Records from a collection of figures:

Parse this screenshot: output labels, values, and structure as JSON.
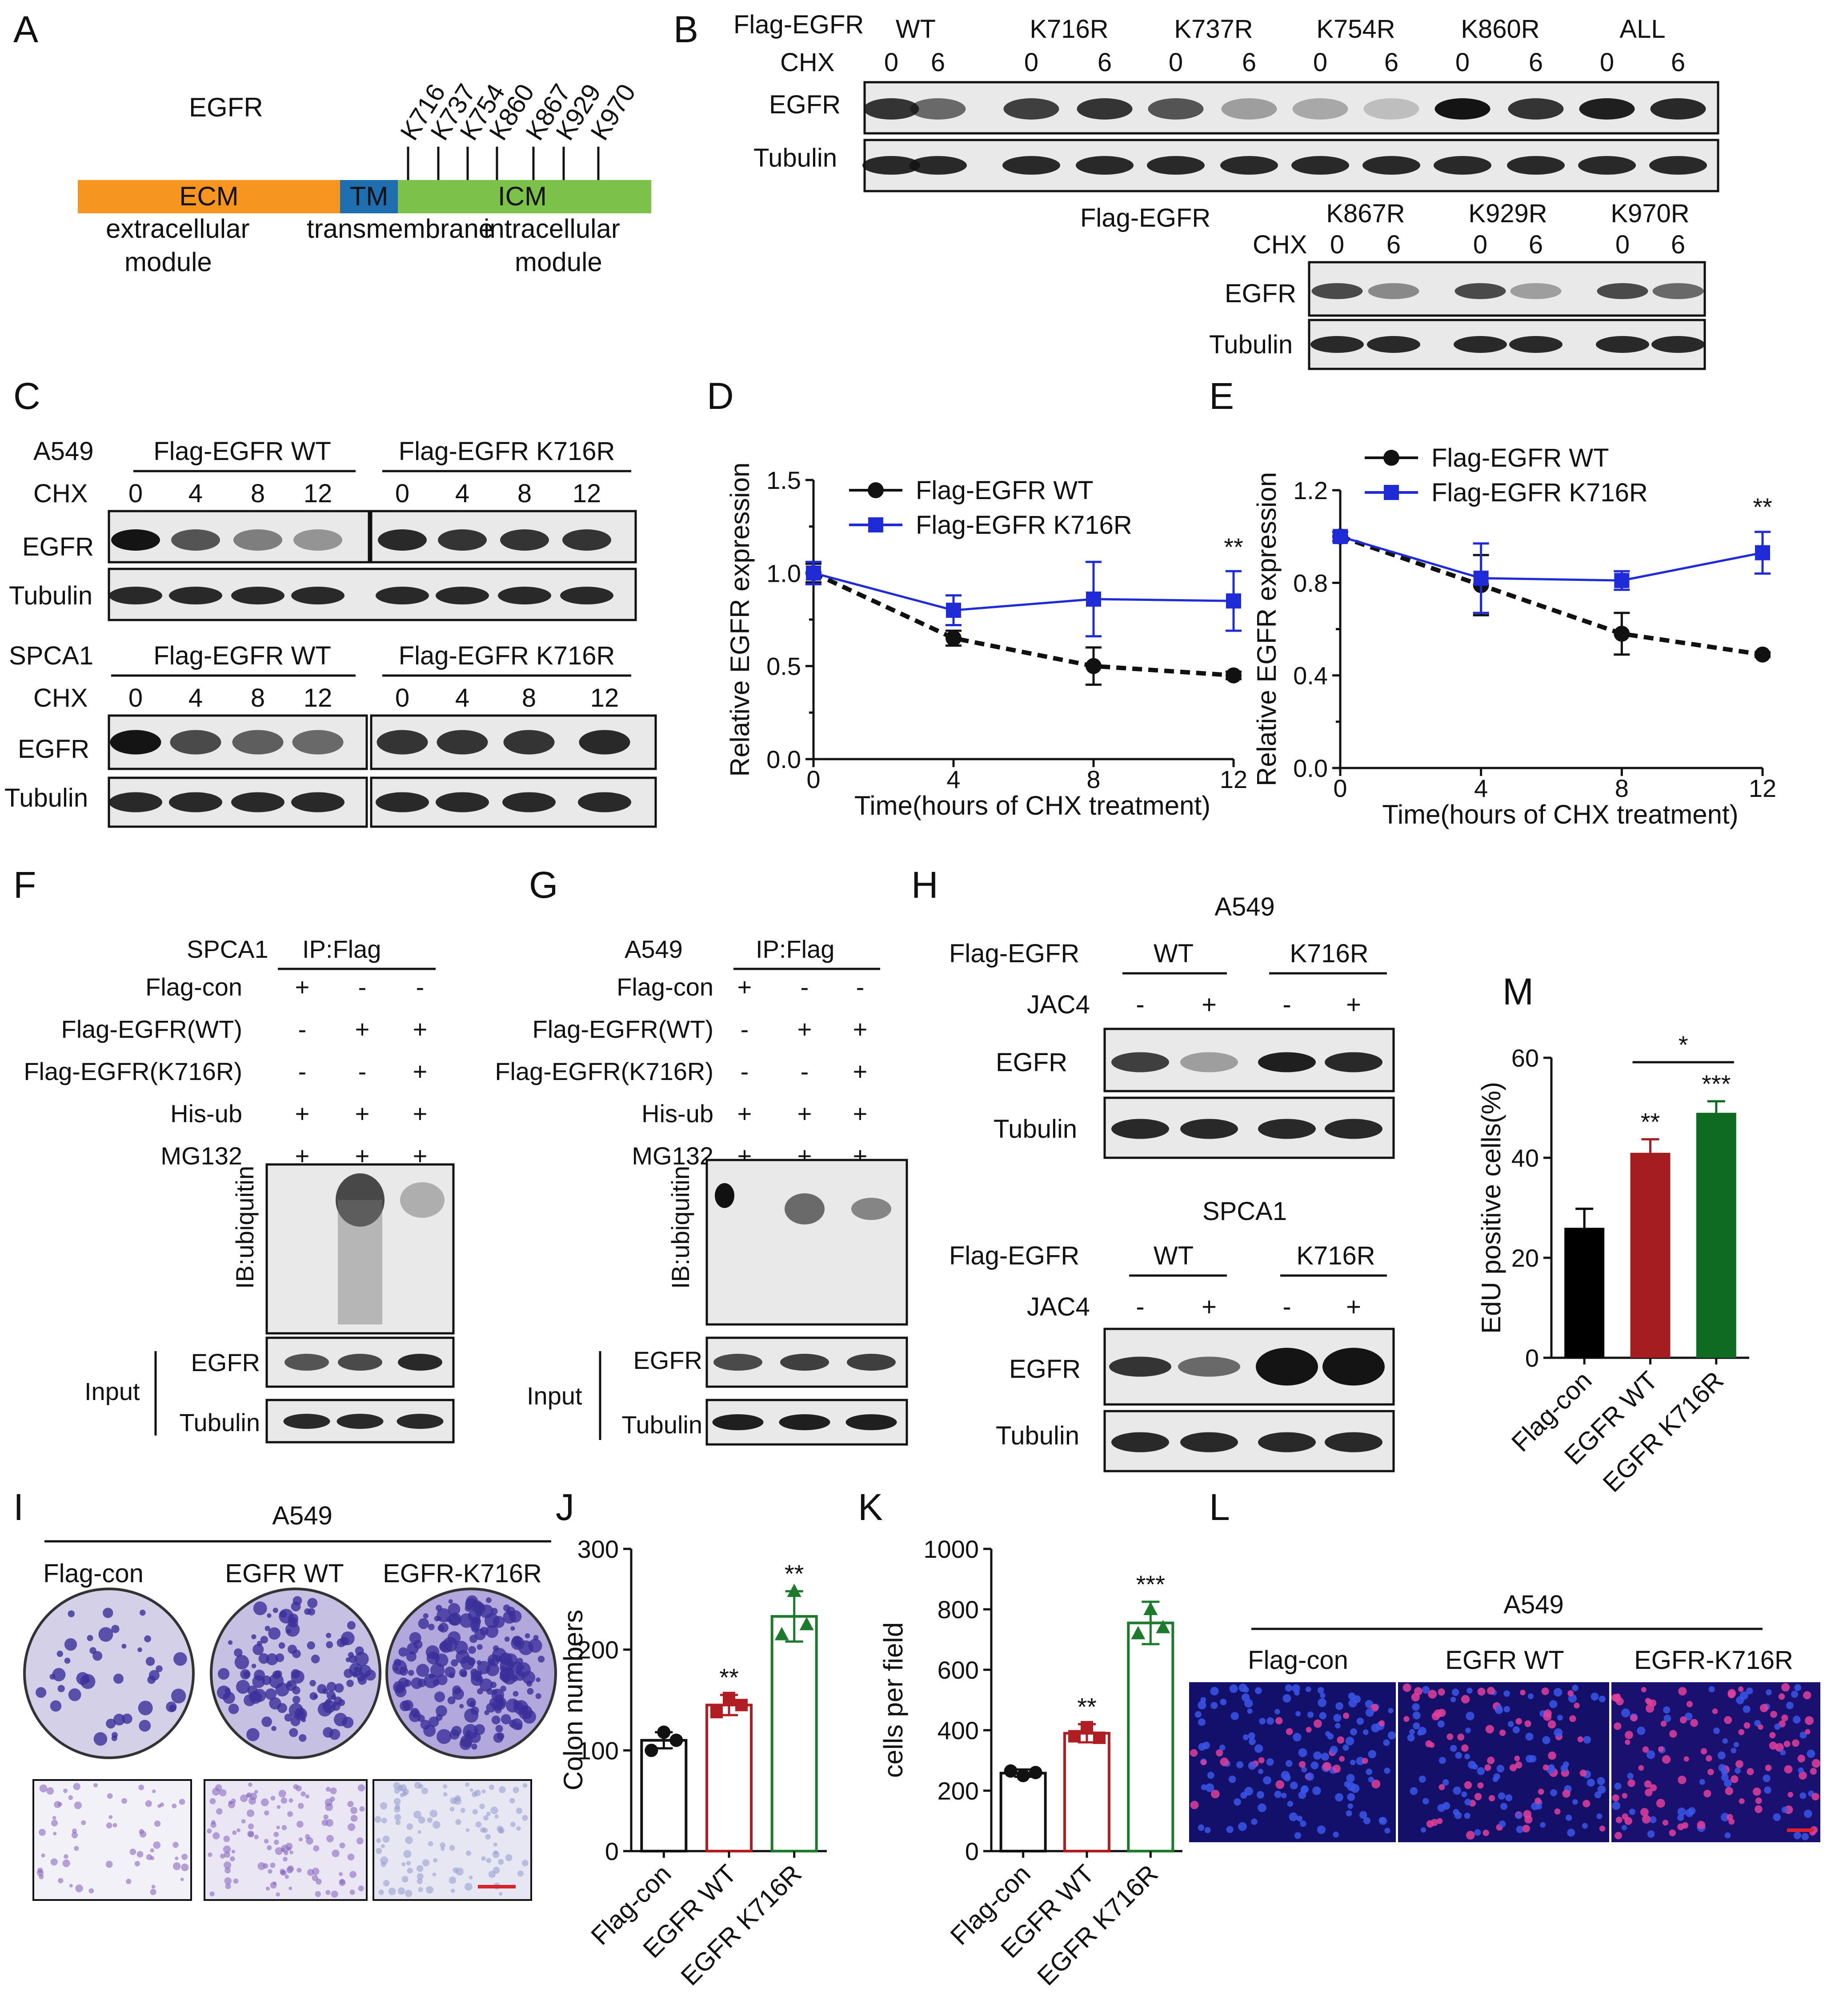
{
  "panel_letters": [
    "A",
    "B",
    "C",
    "D",
    "E",
    "F",
    "G",
    "H",
    "I",
    "J",
    "K",
    "L",
    "M"
  ],
  "panelA": {
    "title": "EGFR",
    "segments": [
      {
        "label": "ECM",
        "color": "#f6951f"
      },
      {
        "label": "TM",
        "color": "#1f6fb0"
      },
      {
        "label": "ICM",
        "color": "#7cc24a"
      }
    ],
    "sites": [
      "K716",
      "K737",
      "K754",
      "K860",
      "K867",
      "K929",
      "K970"
    ],
    "sub_labels": {
      "extracellular": "extracellular",
      "transmembrane": "transmembrane",
      "intracellular": "intracellular",
      "module1": "module",
      "module2": "module"
    }
  },
  "panelB": {
    "flag_label": "Flag-EGFR",
    "chx_label": "CHX",
    "row1_groups": [
      "WT",
      "K716R",
      "K737R",
      "K754R",
      "K860R",
      "ALL"
    ],
    "row2_groups": [
      "K867R",
      "K929R",
      "K970R"
    ],
    "times": [
      "0",
      "6"
    ],
    "bands": [
      "EGFR",
      "Tubulin"
    ]
  },
  "panelC": {
    "cells": [
      "A549",
      "SPCA1"
    ],
    "groups": [
      "Flag-EGFR WT",
      "Flag-EGFR K716R"
    ],
    "chx_label": "CHX",
    "times": [
      "0",
      "4",
      "8",
      "12"
    ],
    "bands": [
      "EGFR",
      "Tubulin"
    ]
  },
  "panelD": {
    "chart_data": {
      "type": "line",
      "xlabel": "Time(hours of CHX treatment)",
      "ylabel": "Relative EGFR expression",
      "x": [
        0,
        4,
        8,
        12
      ],
      "xticks": [
        "0",
        "4",
        "8",
        "12"
      ],
      "yticks": [
        "0.0",
        "0.5",
        "1.0",
        "1.5"
      ],
      "ylim": [
        0,
        1.5
      ],
      "series": [
        {
          "name": "Flag-EGFR WT",
          "values": [
            1.0,
            0.65,
            0.5,
            0.45
          ],
          "err": [
            0.05,
            0.04,
            0.1,
            0.02
          ],
          "color": "#111111",
          "dash": true,
          "marker": "circle"
        },
        {
          "name": "Flag-EGFR K716R",
          "values": [
            1.0,
            0.8,
            0.86,
            0.85
          ],
          "err": [
            0.06,
            0.08,
            0.2,
            0.16
          ],
          "color": "#1f2bd6",
          "dash": false,
          "marker": "square"
        }
      ],
      "annotation": "**",
      "legend": "top-right"
    }
  },
  "panelE": {
    "chart_data": {
      "type": "line",
      "xlabel": "Time(hours of CHX treatment)",
      "ylabel": "Relative EGFR expression",
      "x": [
        0,
        4,
        8,
        12
      ],
      "xticks": [
        "0",
        "4",
        "8",
        "12"
      ],
      "yticks": [
        "0.0",
        "0.4",
        "0.8",
        "1.2"
      ],
      "ylim": [
        0,
        1.2
      ],
      "series": [
        {
          "name": "Flag-EGFR WT",
          "values": [
            1.0,
            0.79,
            0.58,
            0.49
          ],
          "err": [
            0.02,
            0.13,
            0.09,
            0.01
          ],
          "color": "#111111",
          "dash": true,
          "marker": "circle"
        },
        {
          "name": "Flag-EGFR K716R",
          "values": [
            1.0,
            0.82,
            0.81,
            0.93
          ],
          "err": [
            0.02,
            0.15,
            0.04,
            0.09
          ],
          "color": "#1f2bd6",
          "dash": false,
          "marker": "square"
        }
      ],
      "annotation": "**",
      "legend": "top-right"
    }
  },
  "panelF": {
    "cell": "SPCA1",
    "ip": "IP:Flag",
    "rows": [
      {
        "label": "Flag-con",
        "signs": [
          "+",
          "-",
          "-"
        ]
      },
      {
        "label": "Flag-EGFR(WT)",
        "signs": [
          "-",
          "+",
          "+"
        ]
      },
      {
        "label": "Flag-EGFR(K716R)",
        "signs": [
          "-",
          "-",
          "+"
        ]
      },
      {
        "label": "His-ub",
        "signs": [
          "+",
          "+",
          "+"
        ]
      },
      {
        "label": "MG132",
        "signs": [
          "+",
          "+",
          "+"
        ]
      }
    ],
    "ib": "IB:ubiquitin",
    "input": "Input",
    "bands": [
      "EGFR",
      "Tubulin"
    ]
  },
  "panelG": {
    "cell": "A549",
    "ip": "IP:Flag",
    "rows": [
      {
        "label": "Flag-con",
        "signs": [
          "+",
          "-",
          "-"
        ]
      },
      {
        "label": "Flag-EGFR(WT)",
        "signs": [
          "-",
          "+",
          "+"
        ]
      },
      {
        "label": "Flag-EGFR(K716R)",
        "signs": [
          "-",
          "-",
          "+"
        ]
      },
      {
        "label": "His-ub",
        "signs": [
          "+",
          "+",
          "+"
        ]
      },
      {
        "label": "MG132",
        "signs": [
          "+",
          "+",
          "+"
        ]
      }
    ],
    "ib": "IB:ubiquitin",
    "input": "Input",
    "bands": [
      "EGFR",
      "Tubulin"
    ]
  },
  "panelH": {
    "cells": [
      "A549",
      "SPCA1"
    ],
    "flag_label": "Flag-EGFR",
    "groups": [
      "WT",
      "K716R"
    ],
    "jac_label": "JAC4",
    "jac_signs": [
      "-",
      "+",
      "-",
      "+"
    ],
    "bands": [
      "EGFR",
      "Tubulin"
    ]
  },
  "panelI": {
    "cell": "A549",
    "groups": [
      "Flag-con",
      "EGFR WT",
      "EGFR-K716R"
    ]
  },
  "panelJ": {
    "chart_data": {
      "type": "bar",
      "categories": [
        "Flag-con",
        "EGFR WT",
        "EGFR K716R"
      ],
      "values": [
        110,
        145,
        233
      ],
      "err": [
        8,
        10,
        25
      ],
      "points": [
        [
          100,
          118,
          110
        ],
        [
          138,
          152,
          145
        ],
        [
          215,
          258,
          225
        ]
      ],
      "colors": [
        "#111111",
        "#b01e23",
        "#1d7a2d"
      ],
      "ylabel": "Colon numbers",
      "yticks": [
        "0",
        "100",
        "200",
        "300"
      ],
      "ylim": [
        0,
        300
      ],
      "annotations": [
        "",
        "**",
        "**"
      ]
    }
  },
  "panelK": {
    "chart_data": {
      "type": "bar",
      "categories": [
        "Flag-con",
        "EGFR WT",
        "EGFR K716R"
      ],
      "values": [
        258,
        390,
        755
      ],
      "err": [
        12,
        30,
        70
      ],
      "points": [
        [
          265,
          250,
          260
        ],
        [
          380,
          410,
          375
        ],
        [
          720,
          800,
          740
        ]
      ],
      "colors": [
        "#111111",
        "#b01e23",
        "#1d7a2d"
      ],
      "ylabel": "cells per field",
      "yticks": [
        "0",
        "200",
        "400",
        "600",
        "800",
        "1000"
      ],
      "ylim": [
        0,
        1000
      ],
      "annotations": [
        "",
        "**",
        "***"
      ]
    }
  },
  "panelL": {
    "cell": "A549",
    "groups": [
      "Flag-con",
      "EGFR WT",
      "EGFR-K716R"
    ]
  },
  "panelM": {
    "chart_data": {
      "type": "bar",
      "categories": [
        "Flag-con",
        "EGFR WT",
        "EGFR K716R"
      ],
      "values": [
        26,
        41,
        49
      ],
      "err": [
        3.8,
        2.7,
        2.3
      ],
      "colors": [
        "#000000",
        "#a51d21",
        "#0f6a22"
      ],
      "ylabel": "EdU positive cells(%)",
      "yticks": [
        "0",
        "20",
        "40",
        "60"
      ],
      "ylim": [
        0,
        60
      ],
      "annotations": [
        "",
        "**",
        "***"
      ],
      "bracket": "*"
    }
  }
}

**YOUR ASSIGNMENT**
Whatever the records hold apart from pictures should be repeated exactly.

**RESULT**
Parse this screenshot: output labels, values, and structure as JSON.
{
  "panel_letters": [
    "A",
    "B",
    "C",
    "D",
    "E",
    "F",
    "G",
    "H",
    "I",
    "J",
    "K",
    "L",
    "M"
  ],
  "panelA": {
    "title": "EGFR",
    "segments": [
      {
        "label": "ECM",
        "color": "#f6951f"
      },
      {
        "label": "TM",
        "color": "#1f6fb0"
      },
      {
        "label": "ICM",
        "color": "#7cc24a"
      }
    ],
    "sites": [
      "K716",
      "K737",
      "K754",
      "K860",
      "K867",
      "K929",
      "K970"
    ],
    "sub_labels": {
      "extracellular": "extracellular",
      "transmembrane": "transmembrane",
      "intracellular": "intracellular",
      "module1": "module",
      "module2": "module"
    }
  },
  "panelB": {
    "flag_label": "Flag-EGFR",
    "chx_label": "CHX",
    "row1_groups": [
      "WT",
      "K716R",
      "K737R",
      "K754R",
      "K860R",
      "ALL"
    ],
    "row2_groups": [
      "K867R",
      "K929R",
      "K970R"
    ],
    "times": [
      "0",
      "6"
    ],
    "bands": [
      "EGFR",
      "Tubulin"
    ]
  },
  "panelC": {
    "cells": [
      "A549",
      "SPCA1"
    ],
    "groups": [
      "Flag-EGFR WT",
      "Flag-EGFR K716R"
    ],
    "chx_label": "CHX",
    "times": [
      "0",
      "4",
      "8",
      "12"
    ],
    "bands": [
      "EGFR",
      "Tubulin"
    ]
  },
  "panelD": {
    "chart_data": {
      "type": "line",
      "xlabel": "Time(hours of CHX treatment)",
      "ylabel": "Relative EGFR expression",
      "x": [
        0,
        4,
        8,
        12
      ],
      "xticks": [
        "0",
        "4",
        "8",
        "12"
      ],
      "yticks": [
        "0.0",
        "0.5",
        "1.0",
        "1.5"
      ],
      "ylim": [
        0,
        1.5
      ],
      "series": [
        {
          "name": "Flag-EGFR WT",
          "values": [
            1.0,
            0.65,
            0.5,
            0.45
          ],
          "err": [
            0.05,
            0.04,
            0.1,
            0.02
          ],
          "color": "#111111",
          "dash": true,
          "marker": "circle"
        },
        {
          "name": "Flag-EGFR K716R",
          "values": [
            1.0,
            0.8,
            0.86,
            0.85
          ],
          "err": [
            0.06,
            0.08,
            0.2,
            0.16
          ],
          "color": "#1f2bd6",
          "dash": false,
          "marker": "square"
        }
      ],
      "annotation": "**",
      "legend": "top-right"
    }
  },
  "panelE": {
    "chart_data": {
      "type": "line",
      "xlabel": "Time(hours of CHX treatment)",
      "ylabel": "Relative EGFR expression",
      "x": [
        0,
        4,
        8,
        12
      ],
      "xticks": [
        "0",
        "4",
        "8",
        "12"
      ],
      "yticks": [
        "0.0",
        "0.4",
        "0.8",
        "1.2"
      ],
      "ylim": [
        0,
        1.2
      ],
      "series": [
        {
          "name": "Flag-EGFR WT",
          "values": [
            1.0,
            0.79,
            0.58,
            0.49
          ],
          "err": [
            0.02,
            0.13,
            0.09,
            0.01
          ],
          "color": "#111111",
          "dash": true,
          "marker": "circle"
        },
        {
          "name": "Flag-EGFR K716R",
          "values": [
            1.0,
            0.82,
            0.81,
            0.93
          ],
          "err": [
            0.02,
            0.15,
            0.04,
            0.09
          ],
          "color": "#1f2bd6",
          "dash": false,
          "marker": "square"
        }
      ],
      "annotation": "**",
      "legend": "top-right"
    }
  },
  "panelF": {
    "cell": "SPCA1",
    "ip": "IP:Flag",
    "rows": [
      {
        "label": "Flag-con",
        "signs": [
          "+",
          "-",
          "-"
        ]
      },
      {
        "label": "Flag-EGFR(WT)",
        "signs": [
          "-",
          "+",
          "+"
        ]
      },
      {
        "label": "Flag-EGFR(K716R)",
        "signs": [
          "-",
          "-",
          "+"
        ]
      },
      {
        "label": "His-ub",
        "signs": [
          "+",
          "+",
          "+"
        ]
      },
      {
        "label": "MG132",
        "signs": [
          "+",
          "+",
          "+"
        ]
      }
    ],
    "ib": "IB:ubiquitin",
    "input": "Input",
    "bands": [
      "EGFR",
      "Tubulin"
    ]
  },
  "panelG": {
    "cell": "A549",
    "ip": "IP:Flag",
    "rows": [
      {
        "label": "Flag-con",
        "signs": [
          "+",
          "-",
          "-"
        ]
      },
      {
        "label": "Flag-EGFR(WT)",
        "signs": [
          "-",
          "+",
          "+"
        ]
      },
      {
        "label": "Flag-EGFR(K716R)",
        "signs": [
          "-",
          "-",
          "+"
        ]
      },
      {
        "label": "His-ub",
        "signs": [
          "+",
          "+",
          "+"
        ]
      },
      {
        "label": "MG132",
        "signs": [
          "+",
          "+",
          "+"
        ]
      }
    ],
    "ib": "IB:ubiquitin",
    "input": "Input",
    "bands": [
      "EGFR",
      "Tubulin"
    ]
  },
  "panelH": {
    "cells": [
      "A549",
      "SPCA1"
    ],
    "flag_label": "Flag-EGFR",
    "groups": [
      "WT",
      "K716R"
    ],
    "jac_label": "JAC4",
    "jac_signs": [
      "-",
      "+",
      "-",
      "+"
    ],
    "bands": [
      "EGFR",
      "Tubulin"
    ]
  },
  "panelI": {
    "cell": "A549",
    "groups": [
      "Flag-con",
      "EGFR WT",
      "EGFR-K716R"
    ]
  },
  "panelJ": {
    "chart_data": {
      "type": "bar",
      "categories": [
        "Flag-con",
        "EGFR WT",
        "EGFR K716R"
      ],
      "values": [
        110,
        145,
        233
      ],
      "err": [
        8,
        10,
        25
      ],
      "points": [
        [
          100,
          118,
          110
        ],
        [
          138,
          152,
          145
        ],
        [
          215,
          258,
          225
        ]
      ],
      "colors": [
        "#111111",
        "#b01e23",
        "#1d7a2d"
      ],
      "ylabel": "Colon numbers",
      "yticks": [
        "0",
        "100",
        "200",
        "300"
      ],
      "ylim": [
        0,
        300
      ],
      "annotations": [
        "",
        "**",
        "**"
      ]
    }
  },
  "panelK": {
    "chart_data": {
      "type": "bar",
      "categories": [
        "Flag-con",
        "EGFR WT",
        "EGFR K716R"
      ],
      "values": [
        258,
        390,
        755
      ],
      "err": [
        12,
        30,
        70
      ],
      "points": [
        [
          265,
          250,
          260
        ],
        [
          380,
          410,
          375
        ],
        [
          720,
          800,
          740
        ]
      ],
      "colors": [
        "#111111",
        "#b01e23",
        "#1d7a2d"
      ],
      "ylabel": "cells per field",
      "yticks": [
        "0",
        "200",
        "400",
        "600",
        "800",
        "1000"
      ],
      "ylim": [
        0,
        1000
      ],
      "annotations": [
        "",
        "**",
        "***"
      ]
    }
  },
  "panelL": {
    "cell": "A549",
    "groups": [
      "Flag-con",
      "EGFR WT",
      "EGFR-K716R"
    ]
  },
  "panelM": {
    "chart_data": {
      "type": "bar",
      "categories": [
        "Flag-con",
        "EGFR WT",
        "EGFR K716R"
      ],
      "values": [
        26,
        41,
        49
      ],
      "err": [
        3.8,
        2.7,
        2.3
      ],
      "colors": [
        "#000000",
        "#a51d21",
        "#0f6a22"
      ],
      "ylabel": "EdU positive cells(%)",
      "yticks": [
        "0",
        "20",
        "40",
        "60"
      ],
      "ylim": [
        0,
        60
      ],
      "annotations": [
        "",
        "**",
        "***"
      ],
      "bracket": "*"
    }
  }
}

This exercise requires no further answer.